Go through the entries below and collect each line with the string "بتهران" in it.
● ● ● ● ●
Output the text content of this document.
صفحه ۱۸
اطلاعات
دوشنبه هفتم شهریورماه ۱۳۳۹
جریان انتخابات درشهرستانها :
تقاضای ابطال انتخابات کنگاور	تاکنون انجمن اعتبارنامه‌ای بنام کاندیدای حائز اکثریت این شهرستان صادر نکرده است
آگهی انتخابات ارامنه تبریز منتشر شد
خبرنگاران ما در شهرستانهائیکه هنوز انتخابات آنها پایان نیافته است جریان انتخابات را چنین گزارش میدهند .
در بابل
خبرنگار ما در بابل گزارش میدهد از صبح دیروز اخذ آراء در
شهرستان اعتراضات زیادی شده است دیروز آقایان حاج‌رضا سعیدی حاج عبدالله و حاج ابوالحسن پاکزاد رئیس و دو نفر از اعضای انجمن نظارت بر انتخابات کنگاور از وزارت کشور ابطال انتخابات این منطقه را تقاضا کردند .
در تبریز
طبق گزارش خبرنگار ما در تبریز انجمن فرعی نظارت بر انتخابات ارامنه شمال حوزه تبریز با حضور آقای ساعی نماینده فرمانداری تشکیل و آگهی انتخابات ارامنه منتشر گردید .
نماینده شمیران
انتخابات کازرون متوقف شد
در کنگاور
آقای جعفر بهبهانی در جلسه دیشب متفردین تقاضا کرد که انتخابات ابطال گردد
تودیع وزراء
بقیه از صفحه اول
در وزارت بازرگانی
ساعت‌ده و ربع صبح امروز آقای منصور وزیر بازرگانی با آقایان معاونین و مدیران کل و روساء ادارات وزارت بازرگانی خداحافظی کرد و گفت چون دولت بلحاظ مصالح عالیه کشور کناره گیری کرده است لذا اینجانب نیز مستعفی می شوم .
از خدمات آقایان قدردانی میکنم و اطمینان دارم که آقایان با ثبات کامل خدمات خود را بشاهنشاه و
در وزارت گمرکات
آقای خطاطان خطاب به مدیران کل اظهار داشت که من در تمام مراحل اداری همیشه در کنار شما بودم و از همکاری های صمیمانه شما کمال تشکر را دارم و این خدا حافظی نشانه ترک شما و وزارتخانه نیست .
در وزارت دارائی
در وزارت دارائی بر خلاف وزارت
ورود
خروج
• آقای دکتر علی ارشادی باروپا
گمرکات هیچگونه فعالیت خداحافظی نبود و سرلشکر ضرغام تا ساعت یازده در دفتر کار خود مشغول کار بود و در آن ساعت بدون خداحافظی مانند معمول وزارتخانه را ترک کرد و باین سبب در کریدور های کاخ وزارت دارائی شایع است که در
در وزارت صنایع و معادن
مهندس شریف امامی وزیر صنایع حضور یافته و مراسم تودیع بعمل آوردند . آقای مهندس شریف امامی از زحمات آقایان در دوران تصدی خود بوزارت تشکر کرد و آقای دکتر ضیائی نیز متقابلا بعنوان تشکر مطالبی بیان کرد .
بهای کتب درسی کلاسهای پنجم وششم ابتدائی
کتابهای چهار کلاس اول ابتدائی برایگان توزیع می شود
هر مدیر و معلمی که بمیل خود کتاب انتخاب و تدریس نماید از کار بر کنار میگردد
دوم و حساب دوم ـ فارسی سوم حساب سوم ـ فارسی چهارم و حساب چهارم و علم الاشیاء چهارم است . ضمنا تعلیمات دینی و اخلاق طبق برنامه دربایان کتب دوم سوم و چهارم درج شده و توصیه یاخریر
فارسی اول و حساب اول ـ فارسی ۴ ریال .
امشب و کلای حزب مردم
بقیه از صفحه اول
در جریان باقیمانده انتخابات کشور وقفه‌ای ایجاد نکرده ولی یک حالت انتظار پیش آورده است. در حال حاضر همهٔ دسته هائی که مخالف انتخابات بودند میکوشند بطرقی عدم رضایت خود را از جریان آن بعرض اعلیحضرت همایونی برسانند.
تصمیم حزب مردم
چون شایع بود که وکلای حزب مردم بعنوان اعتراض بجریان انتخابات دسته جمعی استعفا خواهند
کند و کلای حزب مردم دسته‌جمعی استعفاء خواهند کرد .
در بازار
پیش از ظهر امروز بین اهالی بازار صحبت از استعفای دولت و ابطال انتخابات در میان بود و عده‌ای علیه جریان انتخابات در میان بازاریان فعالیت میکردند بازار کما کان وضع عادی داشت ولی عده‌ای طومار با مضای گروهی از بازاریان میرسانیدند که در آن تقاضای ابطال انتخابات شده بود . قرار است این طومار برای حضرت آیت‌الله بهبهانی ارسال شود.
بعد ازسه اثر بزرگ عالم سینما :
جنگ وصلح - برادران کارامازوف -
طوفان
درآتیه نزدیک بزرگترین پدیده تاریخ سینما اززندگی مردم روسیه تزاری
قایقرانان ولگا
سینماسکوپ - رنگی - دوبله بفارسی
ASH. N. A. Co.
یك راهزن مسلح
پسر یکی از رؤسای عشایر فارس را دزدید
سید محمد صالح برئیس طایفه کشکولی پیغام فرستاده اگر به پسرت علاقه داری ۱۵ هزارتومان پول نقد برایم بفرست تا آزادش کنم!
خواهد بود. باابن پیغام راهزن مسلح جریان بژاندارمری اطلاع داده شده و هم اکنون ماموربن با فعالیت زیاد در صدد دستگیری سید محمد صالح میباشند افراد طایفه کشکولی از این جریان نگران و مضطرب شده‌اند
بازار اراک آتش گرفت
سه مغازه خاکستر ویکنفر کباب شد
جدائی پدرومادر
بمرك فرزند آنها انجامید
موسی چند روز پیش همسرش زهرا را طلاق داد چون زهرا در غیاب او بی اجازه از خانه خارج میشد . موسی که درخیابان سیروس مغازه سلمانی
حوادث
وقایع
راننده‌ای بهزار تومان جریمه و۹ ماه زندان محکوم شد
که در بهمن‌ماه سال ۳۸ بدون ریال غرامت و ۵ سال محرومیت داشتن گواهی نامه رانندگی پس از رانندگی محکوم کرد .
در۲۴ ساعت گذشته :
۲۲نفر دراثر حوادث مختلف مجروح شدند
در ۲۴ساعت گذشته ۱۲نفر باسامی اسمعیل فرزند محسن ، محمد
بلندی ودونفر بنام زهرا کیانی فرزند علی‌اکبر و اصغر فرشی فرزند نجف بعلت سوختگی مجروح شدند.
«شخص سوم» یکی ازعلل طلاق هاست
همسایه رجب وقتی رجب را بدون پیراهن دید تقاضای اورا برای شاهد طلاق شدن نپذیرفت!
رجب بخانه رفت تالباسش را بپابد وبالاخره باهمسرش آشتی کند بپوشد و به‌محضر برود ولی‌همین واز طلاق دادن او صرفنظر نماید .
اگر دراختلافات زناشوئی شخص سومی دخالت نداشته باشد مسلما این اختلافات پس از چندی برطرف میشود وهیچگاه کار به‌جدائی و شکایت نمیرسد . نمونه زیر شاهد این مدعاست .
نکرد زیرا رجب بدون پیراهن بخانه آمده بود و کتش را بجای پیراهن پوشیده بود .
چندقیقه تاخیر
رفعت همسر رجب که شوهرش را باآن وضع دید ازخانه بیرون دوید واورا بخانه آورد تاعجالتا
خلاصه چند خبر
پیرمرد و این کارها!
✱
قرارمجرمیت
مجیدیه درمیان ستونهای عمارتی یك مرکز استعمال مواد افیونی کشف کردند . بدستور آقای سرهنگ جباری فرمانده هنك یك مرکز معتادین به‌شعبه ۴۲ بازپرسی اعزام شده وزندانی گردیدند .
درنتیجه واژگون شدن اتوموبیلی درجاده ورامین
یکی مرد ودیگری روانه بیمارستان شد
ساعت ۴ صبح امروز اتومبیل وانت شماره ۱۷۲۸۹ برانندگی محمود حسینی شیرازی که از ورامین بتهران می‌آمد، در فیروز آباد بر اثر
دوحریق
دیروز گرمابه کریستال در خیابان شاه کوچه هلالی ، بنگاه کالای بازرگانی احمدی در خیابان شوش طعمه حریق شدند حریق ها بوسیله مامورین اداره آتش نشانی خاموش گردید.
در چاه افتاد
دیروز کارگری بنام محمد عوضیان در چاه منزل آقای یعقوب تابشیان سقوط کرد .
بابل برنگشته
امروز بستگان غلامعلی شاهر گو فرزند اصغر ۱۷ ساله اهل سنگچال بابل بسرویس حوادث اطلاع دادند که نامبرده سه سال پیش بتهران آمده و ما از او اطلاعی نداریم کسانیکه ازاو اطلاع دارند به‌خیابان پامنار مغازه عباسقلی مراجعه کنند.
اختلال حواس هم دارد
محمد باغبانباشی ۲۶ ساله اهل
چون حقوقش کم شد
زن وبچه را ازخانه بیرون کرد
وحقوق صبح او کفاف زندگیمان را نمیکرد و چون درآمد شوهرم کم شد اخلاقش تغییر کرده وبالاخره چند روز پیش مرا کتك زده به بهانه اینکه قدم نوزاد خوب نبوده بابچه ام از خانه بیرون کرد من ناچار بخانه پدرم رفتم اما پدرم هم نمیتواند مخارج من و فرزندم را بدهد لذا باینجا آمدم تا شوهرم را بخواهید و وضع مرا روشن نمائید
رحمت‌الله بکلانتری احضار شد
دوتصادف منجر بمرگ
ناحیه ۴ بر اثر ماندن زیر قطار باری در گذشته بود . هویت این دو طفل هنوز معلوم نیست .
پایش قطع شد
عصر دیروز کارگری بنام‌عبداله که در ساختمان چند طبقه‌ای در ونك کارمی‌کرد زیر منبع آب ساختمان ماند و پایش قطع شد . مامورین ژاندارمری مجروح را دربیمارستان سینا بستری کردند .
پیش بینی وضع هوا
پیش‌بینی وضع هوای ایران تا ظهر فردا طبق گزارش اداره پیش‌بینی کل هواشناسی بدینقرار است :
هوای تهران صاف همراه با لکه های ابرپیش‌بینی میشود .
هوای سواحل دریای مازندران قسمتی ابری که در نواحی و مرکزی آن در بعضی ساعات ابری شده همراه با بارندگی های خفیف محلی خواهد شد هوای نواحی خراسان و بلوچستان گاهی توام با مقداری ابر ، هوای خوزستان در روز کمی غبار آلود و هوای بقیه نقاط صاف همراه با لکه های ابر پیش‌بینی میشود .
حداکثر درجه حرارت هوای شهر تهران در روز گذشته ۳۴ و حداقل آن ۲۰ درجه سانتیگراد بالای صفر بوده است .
● ● ● ● ●
-- Answer to the task --
ساعت ۴ صبح امروز اتومبیل وانت شماره ۱۷۲۸۹ برانندگی محمود حسینی شیرازی که از ورامین بتهران می‌آمد، در فیروز آباد بر اثر
امروز بستگان غلامعلی شاهر گو فرزند اصغر ۱۷ ساله اهل سنگچال بابل بسرویس حوادث اطلاع دادند که نامبرده سه سال پیش بتهران آمده و ما از او اطلاعی نداریم کسانیکه ازاو اطلاع دارند به‌خیابان پامنار مغازه عباسقلی مراجعه کنند.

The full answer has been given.